▸ What you have to do:
Write out all of the entries exactly as given.

○ ○ ○ ○

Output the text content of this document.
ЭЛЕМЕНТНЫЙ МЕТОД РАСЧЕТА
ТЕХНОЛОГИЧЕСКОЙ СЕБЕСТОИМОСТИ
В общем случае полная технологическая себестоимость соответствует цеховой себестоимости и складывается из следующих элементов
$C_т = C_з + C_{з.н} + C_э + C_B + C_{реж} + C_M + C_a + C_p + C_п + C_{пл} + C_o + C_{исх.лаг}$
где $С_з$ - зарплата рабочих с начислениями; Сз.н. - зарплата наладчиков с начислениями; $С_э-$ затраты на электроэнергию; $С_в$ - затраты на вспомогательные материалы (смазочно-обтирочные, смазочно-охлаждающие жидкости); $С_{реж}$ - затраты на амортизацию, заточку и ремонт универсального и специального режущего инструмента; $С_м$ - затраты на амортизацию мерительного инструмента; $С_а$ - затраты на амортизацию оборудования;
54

○ ○ ○ ○

▸ Final answer:
Output the text content of this document.
ЭЛЕМЕНТНЫЙ МЕТОД РАСЧЕТА
ТЕХНОЛОГИЧЕСКОЙ СЕБЕСТОИМОСТИ
В общем случае полная технологическая себестоимость соответствует цеховой себестоимости и складывается из следующих элементов
$C_т = C_з + C_{з.н} + C_э + C_B + C_{реж} + C_M + C_a + C_p + C_п + C_{пл} + C_o + C_{исх.лаг}$
где $С_з$ - зарплата рабочих с начислениями; Сз.н. - зарплата наладчиков с начислениями; $С_э-$ затраты на электроэнергию; $С_в$ - затраты на вспомогательные материалы (смазочно-обтирочные, смазочно-охлаждающие жидкости); $С_{реж}$ - затраты на амортизацию, заточку и ремонт универсального и специального режущего инструмента; $С_м$ - затраты на амортизацию мерительного инструмента; $С_а$ - затраты на амортизацию оборудования;
54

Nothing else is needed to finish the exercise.